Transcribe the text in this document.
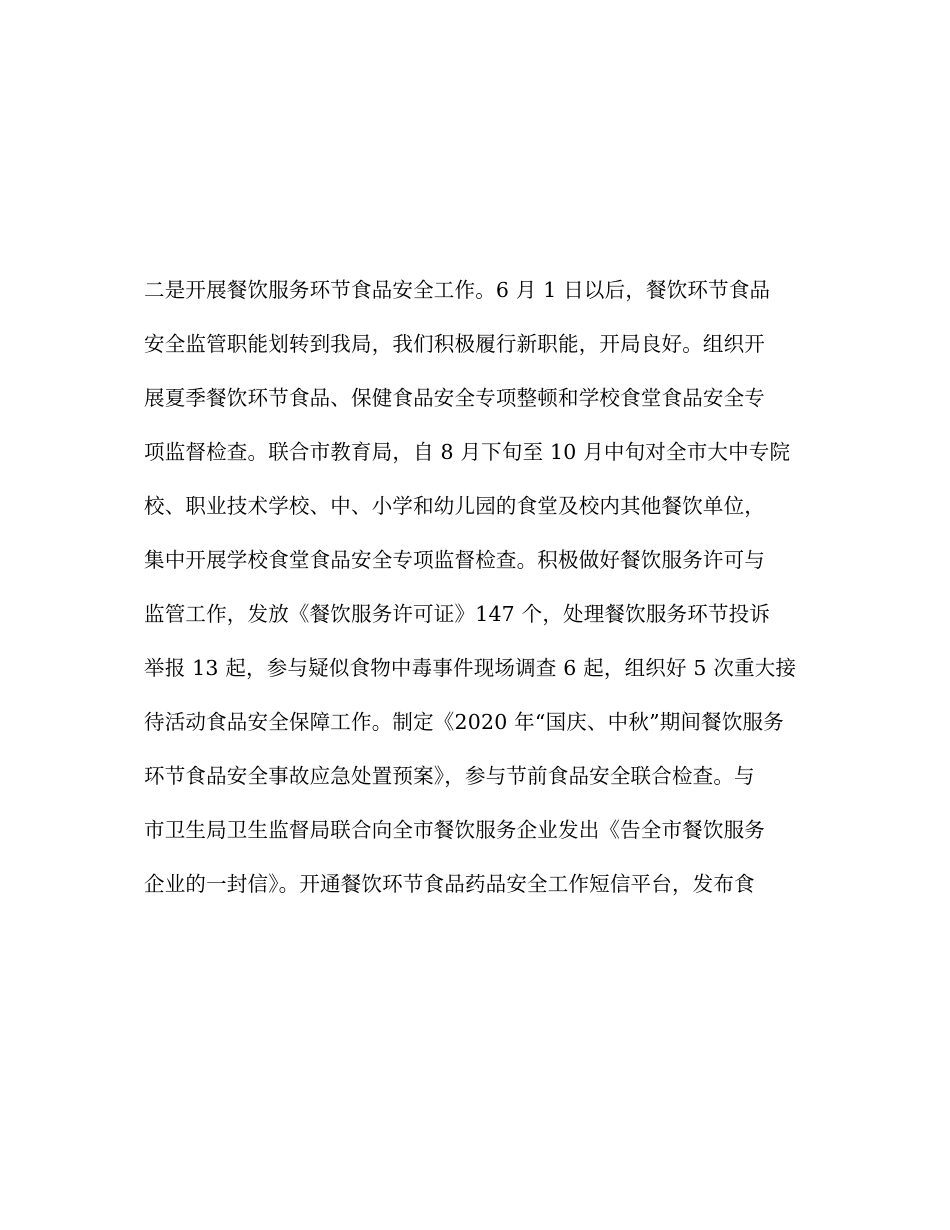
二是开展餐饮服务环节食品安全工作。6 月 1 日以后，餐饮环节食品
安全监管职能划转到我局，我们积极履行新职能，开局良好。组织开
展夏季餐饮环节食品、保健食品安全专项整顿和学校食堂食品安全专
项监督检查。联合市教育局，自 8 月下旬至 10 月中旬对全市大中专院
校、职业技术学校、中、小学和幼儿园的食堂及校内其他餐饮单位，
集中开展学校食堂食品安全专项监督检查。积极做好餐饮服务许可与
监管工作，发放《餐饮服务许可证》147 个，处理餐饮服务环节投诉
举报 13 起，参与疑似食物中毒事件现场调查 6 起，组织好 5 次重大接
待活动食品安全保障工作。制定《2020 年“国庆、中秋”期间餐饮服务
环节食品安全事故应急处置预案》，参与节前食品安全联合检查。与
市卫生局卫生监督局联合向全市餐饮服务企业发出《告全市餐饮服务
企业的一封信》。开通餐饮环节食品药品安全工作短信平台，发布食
● ● ●
• _Instructions to follow_
Reproduce all entries exactly. Pictures do not belong in the copy.

• _Exercise result_
Transcribe the text in this document.
二是开展餐饮服务环节食品安全工作。6 月 1 日以后，餐饮环节食品
安全监管职能划转到我局，我们积极履行新职能，开局良好。组织开
展夏季餐饮环节食品、保健食品安全专项整顿和学校食堂食品安全专
项监督检查。联合市教育局，自 8 月下旬至 10 月中旬对全市大中专院
校、职业技术学校、中、小学和幼儿园的食堂及校内其他餐饮单位，
集中开展学校食堂食品安全专项监督检查。积极做好餐饮服务许可与
监管工作，发放《餐饮服务许可证》147 个，处理餐饮服务环节投诉
举报 13 起，参与疑似食物中毒事件现场调查 6 起，组织好 5 次重大接
待活动食品安全保障工作。制定《2020 年“国庆、中秋”期间餐饮服务
环节食品安全事故应急处置预案》，参与节前食品安全联合检查。与
市卫生局卫生监督局联合向全市餐饮服务企业发出《告全市餐饮服务
企业的一封信》。开通餐饮环节食品药品安全工作短信平台，发布食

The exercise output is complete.